*Request*: Please work out how many lines in the material contain "hatte" and give only that figure.
+ + + + + + +
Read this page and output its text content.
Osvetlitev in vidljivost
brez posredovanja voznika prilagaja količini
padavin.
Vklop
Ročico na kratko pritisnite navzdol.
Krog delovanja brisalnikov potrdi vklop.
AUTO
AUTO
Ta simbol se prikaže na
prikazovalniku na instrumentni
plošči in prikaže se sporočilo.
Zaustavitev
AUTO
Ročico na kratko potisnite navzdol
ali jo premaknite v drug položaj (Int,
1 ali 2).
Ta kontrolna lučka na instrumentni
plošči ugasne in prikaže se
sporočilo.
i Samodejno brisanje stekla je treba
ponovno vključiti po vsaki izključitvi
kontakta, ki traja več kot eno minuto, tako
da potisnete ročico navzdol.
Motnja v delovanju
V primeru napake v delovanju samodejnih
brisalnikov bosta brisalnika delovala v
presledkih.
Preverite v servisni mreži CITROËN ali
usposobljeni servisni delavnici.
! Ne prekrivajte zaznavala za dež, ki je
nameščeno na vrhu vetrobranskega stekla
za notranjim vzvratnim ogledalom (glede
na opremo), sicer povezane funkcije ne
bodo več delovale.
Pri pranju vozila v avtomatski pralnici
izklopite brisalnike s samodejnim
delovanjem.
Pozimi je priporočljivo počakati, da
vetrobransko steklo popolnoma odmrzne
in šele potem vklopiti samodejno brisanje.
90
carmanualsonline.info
+ + + + + + +
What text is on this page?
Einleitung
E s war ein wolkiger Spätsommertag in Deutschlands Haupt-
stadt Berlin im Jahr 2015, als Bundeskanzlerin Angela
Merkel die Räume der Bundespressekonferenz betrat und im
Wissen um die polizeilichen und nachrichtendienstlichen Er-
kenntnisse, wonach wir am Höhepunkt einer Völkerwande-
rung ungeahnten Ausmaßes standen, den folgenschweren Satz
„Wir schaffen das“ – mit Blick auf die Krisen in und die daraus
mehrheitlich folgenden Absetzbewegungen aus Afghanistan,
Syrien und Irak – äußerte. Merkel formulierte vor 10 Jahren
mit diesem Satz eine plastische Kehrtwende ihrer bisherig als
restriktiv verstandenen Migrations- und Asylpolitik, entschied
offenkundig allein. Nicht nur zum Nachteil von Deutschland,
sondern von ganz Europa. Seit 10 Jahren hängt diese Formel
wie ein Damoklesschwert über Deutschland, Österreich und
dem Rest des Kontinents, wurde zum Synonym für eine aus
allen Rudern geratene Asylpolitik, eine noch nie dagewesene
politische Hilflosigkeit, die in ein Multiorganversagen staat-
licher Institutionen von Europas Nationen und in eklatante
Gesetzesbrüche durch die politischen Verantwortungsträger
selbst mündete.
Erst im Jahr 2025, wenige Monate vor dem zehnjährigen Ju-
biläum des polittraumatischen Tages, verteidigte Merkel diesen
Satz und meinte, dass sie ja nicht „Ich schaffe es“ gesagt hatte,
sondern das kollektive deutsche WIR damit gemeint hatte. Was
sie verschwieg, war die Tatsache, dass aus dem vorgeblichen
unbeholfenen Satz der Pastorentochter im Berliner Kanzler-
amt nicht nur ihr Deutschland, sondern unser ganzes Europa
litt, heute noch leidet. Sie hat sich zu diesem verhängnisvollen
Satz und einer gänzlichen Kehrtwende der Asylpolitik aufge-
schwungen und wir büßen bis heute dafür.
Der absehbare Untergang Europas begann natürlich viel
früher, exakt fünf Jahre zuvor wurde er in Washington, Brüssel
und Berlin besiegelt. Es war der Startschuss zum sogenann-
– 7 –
+ + + + + + +
*Task output*: 2